_Exercise:_
Scan the data below for the string "JSON". Show every line where it turns up.

_Records provided:_
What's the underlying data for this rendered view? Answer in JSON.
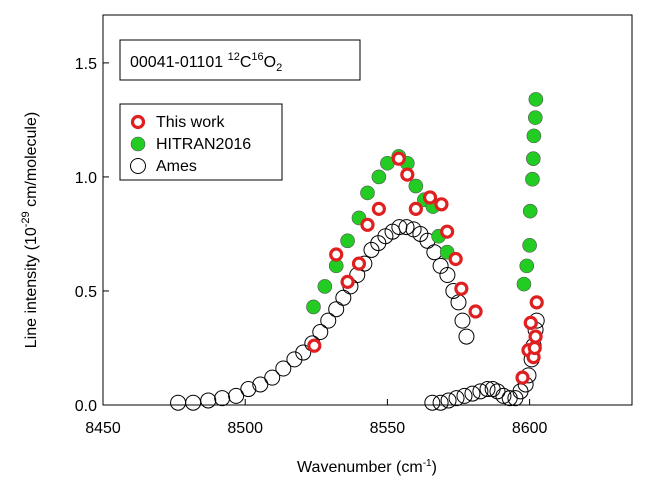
{
  "chart_data": {
    "type": "scatter",
    "annotation": {
      "parts": [
        "00041-01101 ",
        "12",
        "C",
        "16",
        "O",
        "2"
      ]
    },
    "y_label": {
      "parts": [
        "Line intensity (10",
        "-29",
        " cm/molecule)"
      ]
    },
    "x_label": {
      "parts": [
        "Wavenumber (cm",
        "-1",
        ")"
      ]
    },
    "xlim": [
      8450,
      8636
    ],
    "ylim": [
      0,
      1.71
    ],
    "xticks": [
      8450,
      8500,
      8550,
      8600
    ],
    "yticks": [
      {
        "value": 0,
        "label": "0.0"
      },
      0.5,
      {
        "value": 1,
        "label": "1.0"
      },
      1.5
    ],
    "legend": "upper left",
    "series": [
      {
        "name": "This work",
        "color": "#e02020",
        "marker": "ring",
        "x": [
          8524.3,
          8532,
          8536,
          8540,
          8543,
          8547,
          8554,
          8557,
          8560,
          8565,
          8569,
          8571,
          8574,
          8576,
          8581,
          8597.5,
          8599.6,
          8600.4,
          8601.4,
          8601.8,
          8602.1,
          8602.5
        ],
        "values": [
          0.26,
          0.66,
          0.54,
          0.62,
          0.79,
          0.86,
          1.08,
          1.01,
          0.86,
          0.91,
          0.88,
          0.76,
          0.64,
          0.51,
          0.41,
          0.12,
          0.24,
          0.36,
          0.21,
          0.25,
          0.3,
          0.45
        ]
      },
      {
        "name": "HITRAN2016",
        "color": "#22cc22",
        "marker": "filled",
        "x": [
          8524,
          8528,
          8532,
          8536,
          8540,
          8543,
          8547,
          8550,
          8554,
          8557,
          8560,
          8563,
          8566,
          8568,
          8571,
          8598,
          8599,
          8600,
          8600.2,
          8601,
          8601.3,
          8601.5,
          8602,
          8602.2
        ],
        "values": [
          0.43,
          0.52,
          0.61,
          0.72,
          0.82,
          0.93,
          1.0,
          1.06,
          1.09,
          1.06,
          0.96,
          0.9,
          0.87,
          0.74,
          0.67,
          0.53,
          0.61,
          0.7,
          0.85,
          0.99,
          1.08,
          1.18,
          1.26,
          1.34
        ]
      },
      {
        "name": "Ames",
        "color": "#000000",
        "marker": "open",
        "x": [
          8476.4,
          8481.7,
          8487,
          8491.9,
          8496.8,
          8501.1,
          8505.3,
          8509.5,
          8513.4,
          8517.3,
          8520.4,
          8523.6,
          8526.4,
          8529.2,
          8532,
          8534.5,
          8537,
          8539.4,
          8541.9,
          8544.4,
          8546.8,
          8549.3,
          8551.8,
          8554.2,
          8556.7,
          8559.2,
          8561.6,
          8564.1,
          8566.5,
          8568.7,
          8571.1,
          8573.2,
          8575,
          8576.4,
          8577.8,
          8565.8,
          8568.7,
          8571.5,
          8574.3,
          8577.1,
          8579.9,
          8582.7,
          8585.2,
          8587,
          8588.7,
          8590.8,
          8593,
          8595,
          8596.8,
          8598.6,
          8599.6,
          8600.7,
          8601.4,
          8602.1,
          8602.5
        ],
        "values": [
          0.01,
          0.01,
          0.02,
          0.03,
          0.04,
          0.07,
          0.09,
          0.12,
          0.16,
          0.2,
          0.23,
          0.27,
          0.32,
          0.37,
          0.42,
          0.47,
          0.52,
          0.57,
          0.62,
          0.68,
          0.71,
          0.74,
          0.76,
          0.78,
          0.78,
          0.77,
          0.75,
          0.72,
          0.67,
          0.61,
          0.57,
          0.5,
          0.45,
          0.37,
          0.3,
          0.01,
          0.01,
          0.02,
          0.03,
          0.04,
          0.05,
          0.06,
          0.07,
          0.07,
          0.06,
          0.04,
          0.03,
          0.03,
          0.06,
          0.09,
          0.13,
          0.2,
          0.26,
          0.33,
          0.37
        ]
      }
    ]
  }
}
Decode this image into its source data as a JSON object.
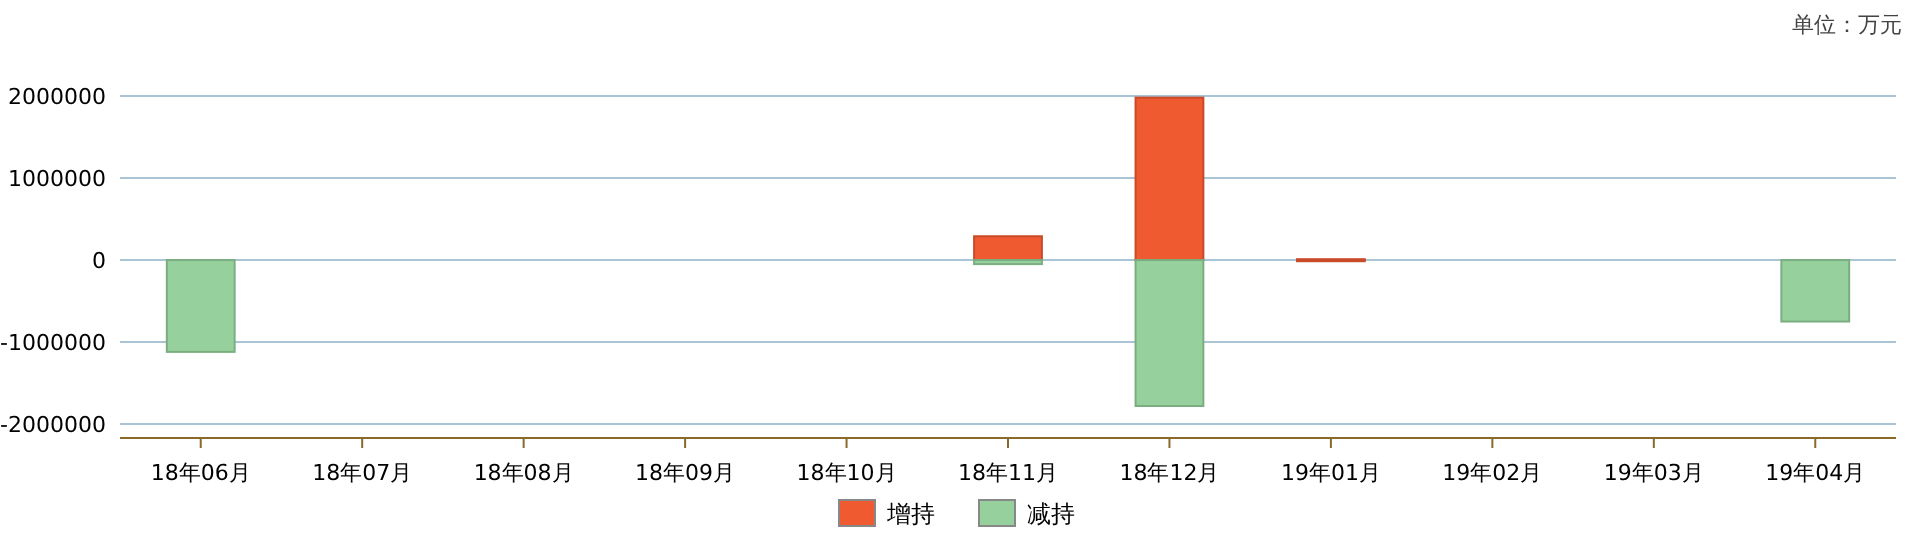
{
  "chart_data": {
    "type": "bar",
    "stacked": true,
    "categories": [
      "18年06月",
      "18年07月",
      "18年08月",
      "18年09月",
      "18年10月",
      "18年11月",
      "18年12月",
      "19年01月",
      "19年02月",
      "19年03月",
      "19年04月"
    ],
    "series": [
      {
        "name": "增持",
        "color": "#f05a30",
        "values": [
          null,
          null,
          null,
          null,
          null,
          290000,
          1980000,
          10000,
          null,
          null,
          null
        ]
      },
      {
        "name": "减持",
        "color": "#96d09c",
        "values": [
          -1120000,
          null,
          null,
          null,
          null,
          -50000,
          -1780000,
          null,
          null,
          null,
          -750000
        ]
      }
    ],
    "ylim": [
      -2170000,
      2000000
    ],
    "yticks": [
      -2000000,
      -1000000,
      0,
      1000000,
      2000000
    ],
    "grid": "y",
    "legend": "bottom",
    "annotations": [
      "单位：万元"
    ]
  }
}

_Reply:_
What's the underlying data for this rendered view? Answer in JSON.
Decode this image into its source data as a JSON object.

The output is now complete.